> Problem statement
Look over the entries that follow and work out how many lines contain "tutte". State the number only.

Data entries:
[BEGIN]

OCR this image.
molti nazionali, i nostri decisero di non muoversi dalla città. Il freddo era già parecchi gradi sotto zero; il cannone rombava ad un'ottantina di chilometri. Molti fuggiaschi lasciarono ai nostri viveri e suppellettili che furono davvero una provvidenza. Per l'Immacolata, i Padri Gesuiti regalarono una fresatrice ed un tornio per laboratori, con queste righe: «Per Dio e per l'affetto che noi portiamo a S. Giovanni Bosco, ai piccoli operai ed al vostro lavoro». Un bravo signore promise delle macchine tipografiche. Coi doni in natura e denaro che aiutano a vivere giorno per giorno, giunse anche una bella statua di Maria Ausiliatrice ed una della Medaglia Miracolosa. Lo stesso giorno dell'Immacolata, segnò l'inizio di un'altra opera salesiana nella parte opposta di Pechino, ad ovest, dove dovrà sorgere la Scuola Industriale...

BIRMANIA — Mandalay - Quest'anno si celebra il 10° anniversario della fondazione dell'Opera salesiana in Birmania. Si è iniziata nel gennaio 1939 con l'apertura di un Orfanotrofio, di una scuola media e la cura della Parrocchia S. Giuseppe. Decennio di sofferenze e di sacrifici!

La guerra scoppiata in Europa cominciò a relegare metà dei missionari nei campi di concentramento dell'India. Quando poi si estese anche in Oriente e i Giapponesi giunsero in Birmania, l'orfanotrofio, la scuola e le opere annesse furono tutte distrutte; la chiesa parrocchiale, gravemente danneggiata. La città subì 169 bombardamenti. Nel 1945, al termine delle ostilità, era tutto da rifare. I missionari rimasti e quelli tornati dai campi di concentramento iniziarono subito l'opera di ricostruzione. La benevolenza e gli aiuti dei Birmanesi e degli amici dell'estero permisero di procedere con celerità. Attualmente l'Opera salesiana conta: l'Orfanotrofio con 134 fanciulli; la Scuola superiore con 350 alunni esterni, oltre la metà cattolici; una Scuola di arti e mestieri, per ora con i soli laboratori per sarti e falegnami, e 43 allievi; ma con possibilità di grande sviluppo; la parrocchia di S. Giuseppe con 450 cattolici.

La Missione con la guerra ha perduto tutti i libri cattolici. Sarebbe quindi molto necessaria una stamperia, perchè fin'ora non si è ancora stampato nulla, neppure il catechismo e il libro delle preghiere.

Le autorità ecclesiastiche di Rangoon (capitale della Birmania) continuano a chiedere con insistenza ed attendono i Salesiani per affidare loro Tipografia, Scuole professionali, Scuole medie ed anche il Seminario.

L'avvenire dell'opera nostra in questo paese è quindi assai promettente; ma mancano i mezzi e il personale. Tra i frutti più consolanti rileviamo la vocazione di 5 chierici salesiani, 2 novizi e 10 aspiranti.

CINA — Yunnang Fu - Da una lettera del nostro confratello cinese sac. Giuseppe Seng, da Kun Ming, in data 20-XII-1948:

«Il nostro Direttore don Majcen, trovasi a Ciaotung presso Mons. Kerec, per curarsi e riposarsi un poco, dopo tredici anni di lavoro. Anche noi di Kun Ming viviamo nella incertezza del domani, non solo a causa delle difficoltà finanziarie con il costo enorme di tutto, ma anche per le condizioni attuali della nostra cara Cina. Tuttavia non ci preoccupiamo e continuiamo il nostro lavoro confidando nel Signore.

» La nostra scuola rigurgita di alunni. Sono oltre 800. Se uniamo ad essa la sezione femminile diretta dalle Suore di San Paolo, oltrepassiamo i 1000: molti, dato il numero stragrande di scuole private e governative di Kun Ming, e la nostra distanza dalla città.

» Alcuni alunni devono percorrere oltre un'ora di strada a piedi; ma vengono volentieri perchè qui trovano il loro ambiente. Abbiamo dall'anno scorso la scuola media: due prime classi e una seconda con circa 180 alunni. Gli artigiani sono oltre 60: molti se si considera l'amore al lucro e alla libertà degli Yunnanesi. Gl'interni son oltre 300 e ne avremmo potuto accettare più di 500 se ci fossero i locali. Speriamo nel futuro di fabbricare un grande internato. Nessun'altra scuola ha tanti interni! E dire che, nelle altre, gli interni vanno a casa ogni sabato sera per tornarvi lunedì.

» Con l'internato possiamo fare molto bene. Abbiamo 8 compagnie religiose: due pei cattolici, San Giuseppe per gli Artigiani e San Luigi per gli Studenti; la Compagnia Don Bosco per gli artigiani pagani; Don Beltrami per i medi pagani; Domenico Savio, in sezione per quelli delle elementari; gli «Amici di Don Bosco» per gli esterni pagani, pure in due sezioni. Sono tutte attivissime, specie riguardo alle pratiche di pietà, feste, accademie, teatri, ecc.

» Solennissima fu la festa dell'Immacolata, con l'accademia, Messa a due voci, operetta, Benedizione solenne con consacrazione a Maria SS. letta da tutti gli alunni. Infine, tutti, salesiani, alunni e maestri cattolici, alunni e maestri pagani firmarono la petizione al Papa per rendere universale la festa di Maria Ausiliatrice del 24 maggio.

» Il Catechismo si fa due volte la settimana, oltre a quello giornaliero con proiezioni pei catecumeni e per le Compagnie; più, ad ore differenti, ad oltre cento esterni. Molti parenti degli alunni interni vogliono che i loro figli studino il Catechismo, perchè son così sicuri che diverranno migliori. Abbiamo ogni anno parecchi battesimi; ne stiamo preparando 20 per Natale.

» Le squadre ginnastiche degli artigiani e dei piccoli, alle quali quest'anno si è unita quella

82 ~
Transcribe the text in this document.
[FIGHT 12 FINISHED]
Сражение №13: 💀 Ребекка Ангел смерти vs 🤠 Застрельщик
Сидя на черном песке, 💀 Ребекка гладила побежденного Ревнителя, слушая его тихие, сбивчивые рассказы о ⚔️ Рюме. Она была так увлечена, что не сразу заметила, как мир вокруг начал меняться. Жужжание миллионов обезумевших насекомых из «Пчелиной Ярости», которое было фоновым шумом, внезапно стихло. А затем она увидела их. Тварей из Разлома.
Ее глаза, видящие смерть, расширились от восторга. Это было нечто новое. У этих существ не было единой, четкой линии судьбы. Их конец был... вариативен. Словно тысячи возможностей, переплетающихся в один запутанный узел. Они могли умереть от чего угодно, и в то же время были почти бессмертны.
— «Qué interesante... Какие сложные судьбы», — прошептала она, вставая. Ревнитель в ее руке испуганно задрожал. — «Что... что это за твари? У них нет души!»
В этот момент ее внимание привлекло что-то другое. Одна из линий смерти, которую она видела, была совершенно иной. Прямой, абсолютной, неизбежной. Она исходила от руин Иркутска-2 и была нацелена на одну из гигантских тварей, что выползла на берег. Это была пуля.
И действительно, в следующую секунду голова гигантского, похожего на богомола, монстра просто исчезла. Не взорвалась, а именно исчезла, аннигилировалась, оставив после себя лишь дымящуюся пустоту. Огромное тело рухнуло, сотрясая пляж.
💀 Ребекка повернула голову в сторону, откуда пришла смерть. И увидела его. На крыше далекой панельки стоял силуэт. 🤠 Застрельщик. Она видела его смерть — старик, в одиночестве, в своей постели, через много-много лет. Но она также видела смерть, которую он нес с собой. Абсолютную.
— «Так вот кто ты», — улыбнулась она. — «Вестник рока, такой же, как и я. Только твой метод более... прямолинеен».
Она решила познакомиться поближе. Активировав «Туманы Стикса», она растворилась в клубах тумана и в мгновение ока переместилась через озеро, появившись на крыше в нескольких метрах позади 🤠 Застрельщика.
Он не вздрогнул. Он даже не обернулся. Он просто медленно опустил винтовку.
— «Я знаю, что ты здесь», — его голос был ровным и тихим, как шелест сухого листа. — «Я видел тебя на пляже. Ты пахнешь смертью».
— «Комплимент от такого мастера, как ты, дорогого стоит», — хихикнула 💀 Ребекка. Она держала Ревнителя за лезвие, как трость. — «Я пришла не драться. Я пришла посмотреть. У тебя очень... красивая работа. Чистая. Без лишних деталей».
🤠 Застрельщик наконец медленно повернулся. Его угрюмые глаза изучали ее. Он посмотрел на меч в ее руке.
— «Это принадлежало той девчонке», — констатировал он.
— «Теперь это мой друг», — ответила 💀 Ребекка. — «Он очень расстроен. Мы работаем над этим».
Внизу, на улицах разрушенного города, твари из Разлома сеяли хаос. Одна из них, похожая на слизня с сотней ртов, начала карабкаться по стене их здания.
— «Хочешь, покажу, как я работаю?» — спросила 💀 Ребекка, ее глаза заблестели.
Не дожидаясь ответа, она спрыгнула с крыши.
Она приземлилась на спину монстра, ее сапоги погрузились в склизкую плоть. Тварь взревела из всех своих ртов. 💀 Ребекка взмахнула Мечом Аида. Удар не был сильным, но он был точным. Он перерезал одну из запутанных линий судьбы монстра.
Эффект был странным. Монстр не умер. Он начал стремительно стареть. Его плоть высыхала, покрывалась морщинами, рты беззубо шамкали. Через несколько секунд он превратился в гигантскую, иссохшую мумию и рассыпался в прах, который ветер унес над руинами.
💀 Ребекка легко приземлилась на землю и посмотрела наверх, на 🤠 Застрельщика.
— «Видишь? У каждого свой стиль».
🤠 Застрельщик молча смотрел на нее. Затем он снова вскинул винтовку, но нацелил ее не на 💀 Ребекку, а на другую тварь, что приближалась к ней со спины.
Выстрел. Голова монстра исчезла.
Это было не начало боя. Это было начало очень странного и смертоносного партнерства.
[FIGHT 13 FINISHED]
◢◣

[END]

> Result
2